▸ Stated exercise
Return the records exactly as they are.

▸ Records supplied
※

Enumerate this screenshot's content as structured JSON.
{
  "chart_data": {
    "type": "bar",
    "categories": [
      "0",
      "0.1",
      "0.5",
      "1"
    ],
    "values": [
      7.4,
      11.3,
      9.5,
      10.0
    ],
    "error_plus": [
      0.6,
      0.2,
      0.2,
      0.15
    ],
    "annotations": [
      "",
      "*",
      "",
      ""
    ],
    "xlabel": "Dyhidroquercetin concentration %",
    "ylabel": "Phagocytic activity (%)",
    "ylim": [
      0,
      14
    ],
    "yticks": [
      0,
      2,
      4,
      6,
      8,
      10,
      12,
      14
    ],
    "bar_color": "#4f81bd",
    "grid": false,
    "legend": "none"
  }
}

※

▸ Answer for this exercise
Enumerate this screenshot's content as structured JSON.
{
  "chart_data": {
    "type": "bar",
    "categories": [
      "0",
      "0.1",
      "0.5",
      "1"
    ],
    "values": [
      7.4,
      11.3,
      9.5,
      10.0
    ],
    "error_plus": [
      0.6,
      0.2,
      0.2,
      0.15
    ],
    "annotations": [
      "",
      "*",
      "",
      ""
    ],
    "xlabel": "Dyhidroquercetin concentration %",
    "ylabel": "Phagocytic activity (%)",
    "ylim": [
      0,
      14
    ],
    "yticks": [
      0,
      2,
      4,
      6,
      8,
      10,
      12,
      14
    ],
    "bar_color": "#4f81bd",
    "grid": false,
    "legend": "none"
  }
}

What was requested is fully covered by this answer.